Return the records that follow, matching each one exactly.

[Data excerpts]
-- Start --

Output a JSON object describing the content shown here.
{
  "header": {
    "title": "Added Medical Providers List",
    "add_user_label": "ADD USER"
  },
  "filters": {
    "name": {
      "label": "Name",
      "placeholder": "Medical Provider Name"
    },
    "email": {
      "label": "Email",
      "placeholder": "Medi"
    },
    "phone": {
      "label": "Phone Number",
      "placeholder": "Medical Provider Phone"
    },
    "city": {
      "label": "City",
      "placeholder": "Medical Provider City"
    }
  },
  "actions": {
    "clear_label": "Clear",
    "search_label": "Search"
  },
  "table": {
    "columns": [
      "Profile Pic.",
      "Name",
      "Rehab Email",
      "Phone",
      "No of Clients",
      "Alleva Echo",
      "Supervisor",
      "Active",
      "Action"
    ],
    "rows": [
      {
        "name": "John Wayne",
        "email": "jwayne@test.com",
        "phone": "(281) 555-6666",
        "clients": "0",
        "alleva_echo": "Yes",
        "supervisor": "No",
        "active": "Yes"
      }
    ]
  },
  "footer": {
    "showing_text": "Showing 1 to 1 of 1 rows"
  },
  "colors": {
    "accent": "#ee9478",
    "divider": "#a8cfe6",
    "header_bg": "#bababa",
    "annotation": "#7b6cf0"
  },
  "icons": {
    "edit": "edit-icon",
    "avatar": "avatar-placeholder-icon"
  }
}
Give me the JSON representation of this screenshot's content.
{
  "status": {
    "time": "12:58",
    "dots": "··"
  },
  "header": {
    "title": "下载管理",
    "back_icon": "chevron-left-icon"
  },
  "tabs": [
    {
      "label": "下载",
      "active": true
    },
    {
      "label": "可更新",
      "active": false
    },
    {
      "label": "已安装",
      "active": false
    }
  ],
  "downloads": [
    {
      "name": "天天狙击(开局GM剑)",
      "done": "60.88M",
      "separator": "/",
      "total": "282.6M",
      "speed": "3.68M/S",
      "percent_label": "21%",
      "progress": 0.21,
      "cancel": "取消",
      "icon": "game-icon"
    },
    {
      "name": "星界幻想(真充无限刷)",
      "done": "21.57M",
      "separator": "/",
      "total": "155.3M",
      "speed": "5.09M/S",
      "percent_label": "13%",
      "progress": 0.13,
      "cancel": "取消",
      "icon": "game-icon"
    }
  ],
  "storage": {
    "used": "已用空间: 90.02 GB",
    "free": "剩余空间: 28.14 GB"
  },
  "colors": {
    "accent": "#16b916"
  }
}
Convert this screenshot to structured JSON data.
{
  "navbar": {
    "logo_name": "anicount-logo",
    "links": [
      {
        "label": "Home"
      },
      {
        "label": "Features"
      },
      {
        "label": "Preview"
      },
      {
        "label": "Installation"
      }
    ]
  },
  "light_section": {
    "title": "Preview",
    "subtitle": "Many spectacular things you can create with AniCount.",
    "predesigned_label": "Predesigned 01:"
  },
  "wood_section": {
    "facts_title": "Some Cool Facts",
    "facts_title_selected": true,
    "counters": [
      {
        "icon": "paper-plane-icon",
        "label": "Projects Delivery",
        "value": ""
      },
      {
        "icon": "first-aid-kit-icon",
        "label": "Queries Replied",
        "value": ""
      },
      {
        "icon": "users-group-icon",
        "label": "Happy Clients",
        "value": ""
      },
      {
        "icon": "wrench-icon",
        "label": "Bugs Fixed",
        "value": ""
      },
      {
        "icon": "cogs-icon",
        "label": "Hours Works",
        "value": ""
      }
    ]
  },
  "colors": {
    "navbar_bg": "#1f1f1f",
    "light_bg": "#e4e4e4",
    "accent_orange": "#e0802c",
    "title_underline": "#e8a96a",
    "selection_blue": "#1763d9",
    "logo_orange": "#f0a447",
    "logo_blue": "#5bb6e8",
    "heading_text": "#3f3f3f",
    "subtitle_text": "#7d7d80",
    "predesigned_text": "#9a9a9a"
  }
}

-- End --

§ COMPLETED EXERCISE
Output a JSON object describing the content shown here.
{
  "header": {
    "title": "Added Medical Providers List",
    "add_user_label": "ADD USER"
  },
  "filters": {
    "name": {
      "label": "Name",
      "placeholder": "Medical Provider Name"
    },
    "email": {
      "label": "Email",
      "placeholder": "Medi"
    },
    "phone": {
      "label": "Phone Number",
      "placeholder": "Medical Provider Phone"
    },
    "city": {
      "label": "City",
      "placeholder": "Medical Provider City"
    }
  },
  "actions": {
    "clear_label": "Clear",
    "search_label": "Search"
  },
  "table": {
    "columns": [
      "Profile Pic.",
      "Name",
      "Rehab Email",
      "Phone",
      "No of Clients",
      "Alleva Echo",
      "Supervisor",
      "Active",
      "Action"
    ],
    "rows": [
      {
        "name": "John Wayne",
        "email": "jwayne@test.com",
        "phone": "(281) 555-6666",
        "clients": "0",
        "alleva_echo": "Yes",
        "supervisor": "No",
        "active": "Yes"
      }
    ]
  },
  "footer": {
    "showing_text": "Showing 1 to 1 of 1 rows"
  },
  "colors": {
    "accent": "#ee9478",
    "divider": "#a8cfe6",
    "header_bg": "#bababa",
    "annotation": "#7b6cf0"
  },
  "icons": {
    "edit": "edit-icon",
    "avatar": "avatar-placeholder-icon"
  }
}
Give me the JSON representation of this screenshot's content.
{
  "status": {
    "time": "12:58",
    "dots": "··"
  },
  "header": {
    "title": "下载管理",
    "back_icon": "chevron-left-icon"
  },
  "tabs": [
    {
      "label": "下载",
      "active": true
    },
    {
      "label": "可更新",
      "active": false
    },
    {
      "label": "已安装",
      "active": false
    }
  ],
  "downloads": [
    {
      "name": "天天狙击(开局GM剑)",
      "done": "60.88M",
      "separator": "/",
      "total": "282.6M",
      "speed": "3.68M/S",
      "percent_label": "21%",
      "progress": 0.21,
      "cancel": "取消",
      "icon": "game-icon"
    },
    {
      "name": "星界幻想(真充无限刷)",
      "done": "21.57M",
      "separator": "/",
      "total": "155.3M",
      "speed": "5.09M/S",
      "percent_label": "13%",
      "progress": 0.13,
      "cancel": "取消",
      "icon": "game-icon"
    }
  ],
  "storage": {
    "used": "已用空间: 90.02 GB",
    "free": "剩余空间: 28.14 GB"
  },
  "colors": {
    "accent": "#16b916"
  }
}
Convert this screenshot to structured JSON data.
{
  "navbar": {
    "logo_name": "anicount-logo",
    "links": [
      {
        "label": "Home"
      },
      {
        "label": "Features"
      },
      {
        "label": "Preview"
      },
      {
        "label": "Installation"
      }
    ]
  },
  "light_section": {
    "title": "Preview",
    "subtitle": "Many spectacular things you can create with AniCount.",
    "predesigned_label": "Predesigned 01:"
  },
  "wood_section": {
    "facts_title": "Some Cool Facts",
    "facts_title_selected": true,
    "counters": [
      {
        "icon": "paper-plane-icon",
        "label": "Projects Delivery",
        "value": ""
      },
      {
        "icon": "first-aid-kit-icon",
        "label": "Queries Replied",
        "value": ""
      },
      {
        "icon": "users-group-icon",
        "label": "Happy Clients",
        "value": ""
      },
      {
        "icon": "wrench-icon",
        "label": "Bugs Fixed",
        "value": ""
      },
      {
        "icon": "cogs-icon",
        "label": "Hours Works",
        "value": ""
      }
    ]
  },
  "colors": {
    "navbar_bg": "#1f1f1f",
    "light_bg": "#e4e4e4",
    "accent_orange": "#e0802c",
    "title_underline": "#e8a96a",
    "selection_blue": "#1763d9",
    "logo_orange": "#f0a447",
    "logo_blue": "#5bb6e8",
    "heading_text": "#3f3f3f",
    "subtitle_text": "#7d7d80",
    "predesigned_text": "#9a9a9a"
  }
}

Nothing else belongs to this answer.